What you should do:
Spot each line that carries the word "artificial"; copy those lines.

Figure contents as structured data:

◇ ◇ ◇ ◇ ◇ ◇ ◇

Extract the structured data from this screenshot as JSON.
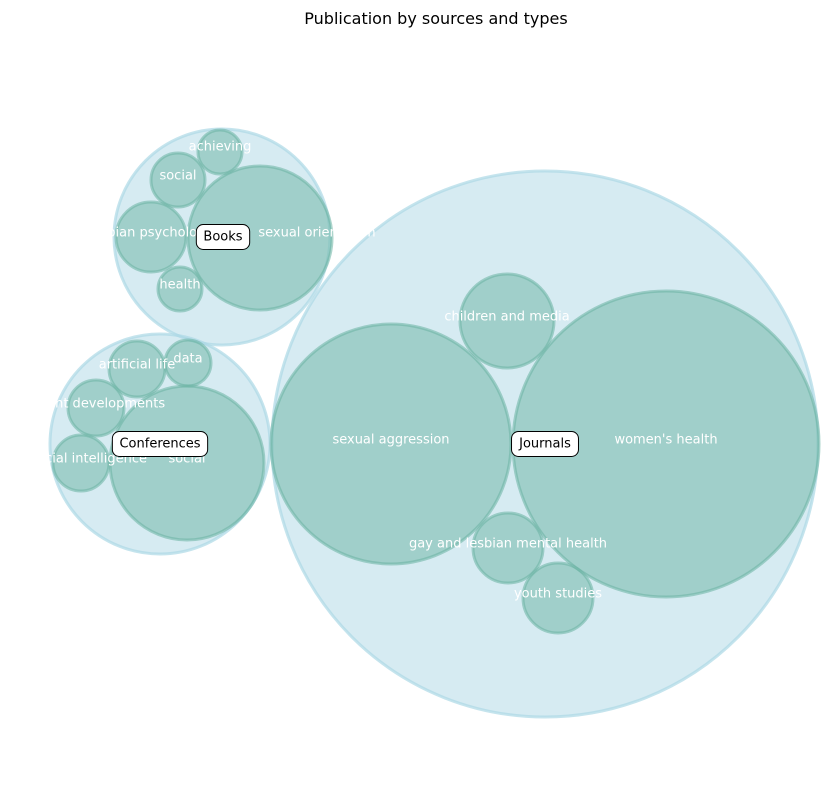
{
  "chart_data": {
    "type": "packed-bubble",
    "title": "Publication by sources and types",
    "colors": {
      "parent_fill": "#add8e6",
      "parent_stroke": "#add8e6",
      "child_fill": "#69b3a2",
      "child_stroke": "#69b3a2",
      "label_box_fill": "#ffffff",
      "label_box_stroke": "#000000"
    },
    "groups": [
      {
        "name": "Books",
        "children": [
          {
            "name": "achieving"
          },
          {
            "name": "social"
          },
          {
            "name": "lesbian psychology"
          },
          {
            "name": "sexual orientation"
          },
          {
            "name": "health"
          }
        ]
      },
      {
        "name": "Conferences",
        "children": [
          {
            "name": "data"
          },
          {
            "name": "artificial life"
          },
          {
            "name": "recent developments"
          },
          {
            "name": "artificial intelligence"
          },
          {
            "name": "social"
          }
        ]
      },
      {
        "name": "Journals",
        "children": [
          {
            "name": "children and media"
          },
          {
            "name": "sexual aggression"
          },
          {
            "name": "women's health"
          },
          {
            "name": "gay and lesbian mental health"
          },
          {
            "name": "youth studies"
          }
        ]
      }
    ]
  }
}
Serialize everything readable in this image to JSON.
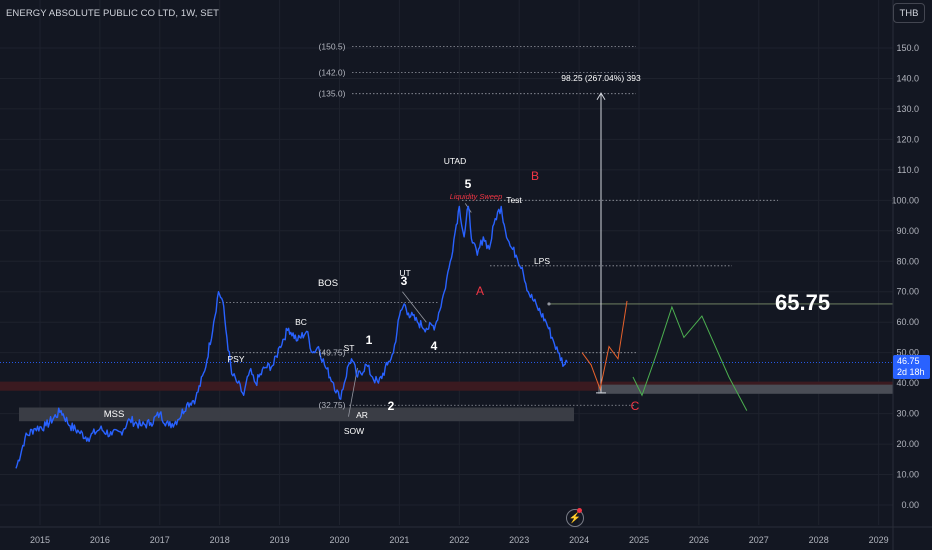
{
  "header": {
    "title": "ENERGY ABSOLUTE PUBLIC CO LTD, 1W, SET",
    "currency": "THB"
  },
  "price_tag": {
    "price": "46.75",
    "countdown": "2d 18h"
  },
  "target_label": "65.75",
  "measure_label": "98.25 (267.04%) 393",
  "fib_labels": [
    "(150.5)",
    "(142.0)",
    "(135.0)",
    "(49.75)",
    "(32.75)"
  ],
  "wyckoff": [
    "PSY",
    "BC",
    "ST",
    "AR",
    "SOW",
    "UT",
    "UTAD",
    "Test",
    "LPS",
    "BOS",
    "MSS"
  ],
  "annotation_liquidity": "Liquidity Sweep",
  "waves": {
    "impulse": [
      "1",
      "2",
      "3",
      "4",
      "5"
    ],
    "corrective": [
      "A",
      "B",
      "C"
    ]
  },
  "colors": {
    "background": "#131722",
    "price_line": "#2962ff",
    "projection_orange": "#e8622c",
    "projection_green": "#4caf50",
    "zone_red": "#4a1c22",
    "zone_gray": "#3a3d45",
    "wave_red": "#f23645"
  },
  "chart_data": {
    "type": "line",
    "title": "ENERGY ABSOLUTE PUBLIC CO LTD, 1W, SET",
    "x_ticks": [
      "2015",
      "2016",
      "2017",
      "2018",
      "2019",
      "2020",
      "2021",
      "2022",
      "2023",
      "2024",
      "2025",
      "2026",
      "2027",
      "2028",
      "2029"
    ],
    "y_ticks": [
      "0.00",
      "10.00",
      "20.00",
      "30.00",
      "40.00",
      "50.00",
      "60.00",
      "70.00",
      "80.00",
      "90.00",
      "100.00",
      "110.0",
      "120.0",
      "130.0",
      "140.0",
      "150.0"
    ],
    "ylim": [
      -2,
      165
    ],
    "xlim": [
      2014.6,
      2029.3
    ],
    "series": [
      {
        "x": [
          2014.6,
          2014.75,
          2014.9,
          2015.1,
          2015.35,
          2015.5,
          2015.65,
          2015.8,
          2016.0,
          2016.2,
          2016.35,
          2016.5,
          2016.7,
          2016.85,
          2017.0,
          2017.15,
          2017.3,
          2017.45,
          2017.6,
          2017.75,
          2017.9,
          2017.98,
          2018.05,
          2018.12,
          2018.2,
          2018.3,
          2018.4,
          2018.5,
          2018.6,
          2018.75,
          2018.9,
          2019.0,
          2019.15,
          2019.3,
          2019.45,
          2019.55,
          2019.65,
          2019.75,
          2019.9,
          2020.0,
          2020.08,
          2020.15,
          2020.2,
          2020.3,
          2020.45,
          2020.55,
          2020.65,
          2020.8,
          2020.9,
          2021.0,
          2021.08,
          2021.15,
          2021.3,
          2021.45,
          2021.6,
          2021.75,
          2021.85,
          2021.95,
          2022.0,
          2022.08,
          2022.15,
          2022.22,
          2022.3,
          2022.4,
          2022.5,
          2022.6,
          2022.7,
          2022.75,
          2022.85,
          2022.95,
          2023.05,
          2023.15,
          2023.3,
          2023.45,
          2023.55,
          2023.65,
          2023.75,
          2023.8
        ],
        "values": [
          12,
          22,
          25,
          26,
          31,
          26,
          24,
          22,
          25,
          23,
          24,
          28,
          26,
          27,
          30,
          26,
          28,
          33,
          35,
          44,
          60,
          70,
          67,
          55,
          43,
          40,
          36,
          44,
          40,
          45,
          46,
          52,
          58,
          54,
          57,
          50,
          52,
          46,
          40,
          35,
          40,
          46,
          48,
          42,
          46,
          42,
          40,
          46,
          50,
          62,
          66,
          63,
          60,
          58,
          59,
          70,
          80,
          92,
          98,
          88,
          98,
          86,
          82,
          88,
          84,
          94,
          98,
          92,
          85,
          82,
          78,
          70,
          65,
          60,
          55,
          50,
          46,
          47
        ],
        "color": "#2962ff"
      }
    ],
    "projections": [
      {
        "color": "#e8622c",
        "x": [
          2024.05,
          2024.2,
          2024.35,
          2024.5,
          2024.65,
          2024.8
        ],
        "values": [
          50,
          46,
          38,
          52,
          48,
          67
        ]
      },
      {
        "color": "#4caf50",
        "x": [
          2024.9,
          2025.05,
          2025.3,
          2025.55,
          2025.75,
          2026.05,
          2026.5,
          2026.8
        ],
        "values": [
          42,
          36,
          50,
          65,
          55,
          62,
          42,
          31
        ]
      }
    ],
    "horizontal_levels": [
      150.5,
      142.0,
      135.0,
      100.0,
      78.5,
      66.0,
      49.75,
      32.75
    ],
    "zones": [
      {
        "from": 37,
        "to": 40,
        "label": ""
      },
      {
        "from": 28,
        "to": 32,
        "label": "MSS"
      }
    ],
    "grid": true
  }
}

◇ ◇ ◇ ◇ ◇ ◇ ◇

Full output:
            "name": "artificial life"
            "name": "artificial intelligence"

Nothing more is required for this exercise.